## Figure collection entries
· · · · · · ·
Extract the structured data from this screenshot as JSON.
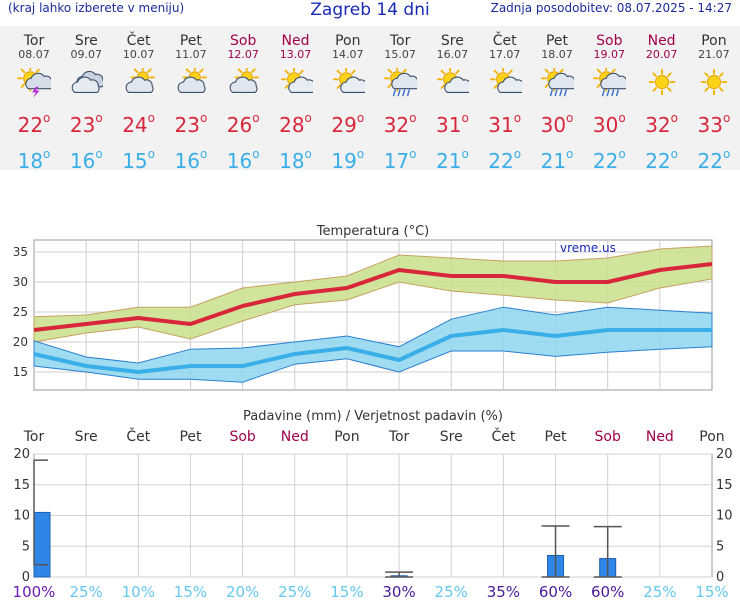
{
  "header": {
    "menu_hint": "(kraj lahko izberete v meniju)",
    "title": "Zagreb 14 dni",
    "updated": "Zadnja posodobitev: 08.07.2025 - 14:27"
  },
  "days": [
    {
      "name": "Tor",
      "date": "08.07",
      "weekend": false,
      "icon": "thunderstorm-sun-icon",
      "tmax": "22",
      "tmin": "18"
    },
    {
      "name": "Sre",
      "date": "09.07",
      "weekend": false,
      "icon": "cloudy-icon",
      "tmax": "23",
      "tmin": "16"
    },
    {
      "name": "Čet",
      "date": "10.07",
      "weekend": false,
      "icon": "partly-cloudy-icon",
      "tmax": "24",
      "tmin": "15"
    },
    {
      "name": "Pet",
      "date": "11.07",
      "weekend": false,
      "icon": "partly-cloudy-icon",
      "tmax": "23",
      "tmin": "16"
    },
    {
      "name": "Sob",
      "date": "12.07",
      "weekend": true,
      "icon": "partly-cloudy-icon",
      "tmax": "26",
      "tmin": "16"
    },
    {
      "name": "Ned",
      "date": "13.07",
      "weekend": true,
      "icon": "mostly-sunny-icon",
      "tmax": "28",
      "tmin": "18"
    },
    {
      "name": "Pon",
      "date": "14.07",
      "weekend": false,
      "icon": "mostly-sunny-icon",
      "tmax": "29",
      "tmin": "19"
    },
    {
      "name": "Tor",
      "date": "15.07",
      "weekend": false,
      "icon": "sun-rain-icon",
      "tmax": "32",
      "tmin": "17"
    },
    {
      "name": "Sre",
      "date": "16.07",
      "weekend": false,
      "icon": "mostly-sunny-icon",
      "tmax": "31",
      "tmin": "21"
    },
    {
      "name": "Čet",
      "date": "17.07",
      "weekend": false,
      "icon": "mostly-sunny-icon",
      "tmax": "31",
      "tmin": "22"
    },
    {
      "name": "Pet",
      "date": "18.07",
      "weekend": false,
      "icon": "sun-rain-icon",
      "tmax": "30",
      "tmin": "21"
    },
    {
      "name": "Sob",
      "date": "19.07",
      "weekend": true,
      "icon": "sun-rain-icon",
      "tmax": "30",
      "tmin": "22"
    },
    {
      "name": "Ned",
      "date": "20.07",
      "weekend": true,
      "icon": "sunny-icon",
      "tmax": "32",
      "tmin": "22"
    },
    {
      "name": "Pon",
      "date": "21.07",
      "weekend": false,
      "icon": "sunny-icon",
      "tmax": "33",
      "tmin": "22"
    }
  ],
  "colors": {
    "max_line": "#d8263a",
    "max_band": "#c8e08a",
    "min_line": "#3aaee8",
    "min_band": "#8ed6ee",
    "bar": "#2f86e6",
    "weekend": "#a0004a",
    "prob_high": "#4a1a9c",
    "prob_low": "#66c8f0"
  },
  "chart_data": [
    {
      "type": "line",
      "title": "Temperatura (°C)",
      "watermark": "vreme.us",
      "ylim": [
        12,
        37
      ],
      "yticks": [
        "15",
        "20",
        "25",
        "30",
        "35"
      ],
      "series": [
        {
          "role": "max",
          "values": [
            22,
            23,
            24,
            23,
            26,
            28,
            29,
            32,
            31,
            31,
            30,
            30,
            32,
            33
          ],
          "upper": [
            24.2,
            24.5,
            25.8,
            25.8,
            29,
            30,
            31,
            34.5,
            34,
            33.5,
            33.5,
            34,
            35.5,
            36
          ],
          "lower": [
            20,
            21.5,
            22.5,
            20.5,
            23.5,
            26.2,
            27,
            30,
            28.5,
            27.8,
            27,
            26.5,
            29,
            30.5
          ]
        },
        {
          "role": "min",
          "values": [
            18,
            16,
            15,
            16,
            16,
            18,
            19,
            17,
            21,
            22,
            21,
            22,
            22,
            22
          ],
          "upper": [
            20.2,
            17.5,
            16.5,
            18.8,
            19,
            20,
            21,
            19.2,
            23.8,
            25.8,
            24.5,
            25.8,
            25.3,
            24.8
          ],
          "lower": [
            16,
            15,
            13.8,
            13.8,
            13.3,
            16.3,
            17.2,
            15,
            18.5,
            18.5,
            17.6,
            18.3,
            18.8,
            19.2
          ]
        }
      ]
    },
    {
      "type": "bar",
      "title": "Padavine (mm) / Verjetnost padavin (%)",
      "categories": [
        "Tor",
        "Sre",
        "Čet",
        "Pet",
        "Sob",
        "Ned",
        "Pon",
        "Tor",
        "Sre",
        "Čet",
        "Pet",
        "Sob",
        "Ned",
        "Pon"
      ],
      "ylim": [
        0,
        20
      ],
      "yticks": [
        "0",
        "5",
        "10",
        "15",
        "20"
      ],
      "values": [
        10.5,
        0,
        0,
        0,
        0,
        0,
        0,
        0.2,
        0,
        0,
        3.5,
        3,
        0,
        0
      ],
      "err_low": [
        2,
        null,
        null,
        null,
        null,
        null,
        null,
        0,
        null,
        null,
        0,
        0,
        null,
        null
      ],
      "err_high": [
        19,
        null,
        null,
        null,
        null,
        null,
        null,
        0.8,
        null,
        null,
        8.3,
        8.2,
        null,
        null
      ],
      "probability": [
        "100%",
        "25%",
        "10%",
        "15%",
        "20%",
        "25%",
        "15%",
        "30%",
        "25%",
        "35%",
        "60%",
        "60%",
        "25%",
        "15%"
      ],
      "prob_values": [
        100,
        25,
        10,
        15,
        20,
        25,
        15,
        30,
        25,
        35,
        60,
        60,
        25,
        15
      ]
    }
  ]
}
· · · · · · ·
Set down the material exactly, every line of it, except for the pictures.

Extract the structured data from this screenshot as JSON.
{
  "header": {
    "menu_hint": "(kraj lahko izberete v meniju)",
    "title": "Zagreb 14 dni",
    "updated": "Zadnja posodobitev: 08.07.2025 - 14:27"
  },
  "days": [
    {
      "name": "Tor",
      "date": "08.07",
      "weekend": false,
      "icon": "thunderstorm-sun-icon",
      "tmax": "22",
      "tmin": "18"
    },
    {
      "name": "Sre",
      "date": "09.07",
      "weekend": false,
      "icon": "cloudy-icon",
      "tmax": "23",
      "tmin": "16"
    },
    {
      "name": "Čet",
      "date": "10.07",
      "weekend": false,
      "icon": "partly-cloudy-icon",
      "tmax": "24",
      "tmin": "15"
    },
    {
      "name": "Pet",
      "date": "11.07",
      "weekend": false,
      "icon": "partly-cloudy-icon",
      "tmax": "23",
      "tmin": "16"
    },
    {
      "name": "Sob",
      "date": "12.07",
      "weekend": true,
      "icon": "partly-cloudy-icon",
      "tmax": "26",
      "tmin": "16"
    },
    {
      "name": "Ned",
      "date": "13.07",
      "weekend": true,
      "icon": "mostly-sunny-icon",
      "tmax": "28",
      "tmin": "18"
    },
    {
      "name": "Pon",
      "date": "14.07",
      "weekend": false,
      "icon": "mostly-sunny-icon",
      "tmax": "29",
      "tmin": "19"
    },
    {
      "name": "Tor",
      "date": "15.07",
      "weekend": false,
      "icon": "sun-rain-icon",
      "tmax": "32",
      "tmin": "17"
    },
    {
      "name": "Sre",
      "date": "16.07",
      "weekend": false,
      "icon": "mostly-sunny-icon",
      "tmax": "31",
      "tmin": "21"
    },
    {
      "name": "Čet",
      "date": "17.07",
      "weekend": false,
      "icon": "mostly-sunny-icon",
      "tmax": "31",
      "tmin": "22"
    },
    {
      "name": "Pet",
      "date": "18.07",
      "weekend": false,
      "icon": "sun-rain-icon",
      "tmax": "30",
      "tmin": "21"
    },
    {
      "name": "Sob",
      "date": "19.07",
      "weekend": true,
      "icon": "sun-rain-icon",
      "tmax": "30",
      "tmin": "22"
    },
    {
      "name": "Ned",
      "date": "20.07",
      "weekend": true,
      "icon": "sunny-icon",
      "tmax": "32",
      "tmin": "22"
    },
    {
      "name": "Pon",
      "date": "21.07",
      "weekend": false,
      "icon": "sunny-icon",
      "tmax": "33",
      "tmin": "22"
    }
  ],
  "colors": {
    "max_line": "#d8263a",
    "max_band": "#c8e08a",
    "min_line": "#3aaee8",
    "min_band": "#8ed6ee",
    "bar": "#2f86e6",
    "weekend": "#a0004a",
    "prob_high": "#4a1a9c",
    "prob_low": "#66c8f0"
  },
  "chart_data": [
    {
      "type": "line",
      "title": "Temperatura (°C)",
      "watermark": "vreme.us",
      "ylim": [
        12,
        37
      ],
      "yticks": [
        "15",
        "20",
        "25",
        "30",
        "35"
      ],
      "series": [
        {
          "role": "max",
          "values": [
            22,
            23,
            24,
            23,
            26,
            28,
            29,
            32,
            31,
            31,
            30,
            30,
            32,
            33
          ],
          "upper": [
            24.2,
            24.5,
            25.8,
            25.8,
            29,
            30,
            31,
            34.5,
            34,
            33.5,
            33.5,
            34,
            35.5,
            36
          ],
          "lower": [
            20,
            21.5,
            22.5,
            20.5,
            23.5,
            26.2,
            27,
            30,
            28.5,
            27.8,
            27,
            26.5,
            29,
            30.5
          ]
        },
        {
          "role": "min",
          "values": [
            18,
            16,
            15,
            16,
            16,
            18,
            19,
            17,
            21,
            22,
            21,
            22,
            22,
            22
          ],
          "upper": [
            20.2,
            17.5,
            16.5,
            18.8,
            19,
            20,
            21,
            19.2,
            23.8,
            25.8,
            24.5,
            25.8,
            25.3,
            24.8
          ],
          "lower": [
            16,
            15,
            13.8,
            13.8,
            13.3,
            16.3,
            17.2,
            15,
            18.5,
            18.5,
            17.6,
            18.3,
            18.8,
            19.2
          ]
        }
      ]
    },
    {
      "type": "bar",
      "title": "Padavine (mm) / Verjetnost padavin (%)",
      "categories": [
        "Tor",
        "Sre",
        "Čet",
        "Pet",
        "Sob",
        "Ned",
        "Pon",
        "Tor",
        "Sre",
        "Čet",
        "Pet",
        "Sob",
        "Ned",
        "Pon"
      ],
      "ylim": [
        0,
        20
      ],
      "yticks": [
        "0",
        "5",
        "10",
        "15",
        "20"
      ],
      "values": [
        10.5,
        0,
        0,
        0,
        0,
        0,
        0,
        0.2,
        0,
        0,
        3.5,
        3,
        0,
        0
      ],
      "err_low": [
        2,
        null,
        null,
        null,
        null,
        null,
        null,
        0,
        null,
        null,
        0,
        0,
        null,
        null
      ],
      "err_high": [
        19,
        null,
        null,
        null,
        null,
        null,
        null,
        0.8,
        null,
        null,
        8.3,
        8.2,
        null,
        null
      ],
      "probability": [
        "100%",
        "25%",
        "10%",
        "15%",
        "20%",
        "25%",
        "15%",
        "30%",
        "25%",
        "35%",
        "60%",
        "60%",
        "25%",
        "15%"
      ],
      "prob_values": [
        100,
        25,
        10,
        15,
        20,
        25,
        15,
        30,
        25,
        35,
        60,
        60,
        25,
        15
      ]
    }
  ]
}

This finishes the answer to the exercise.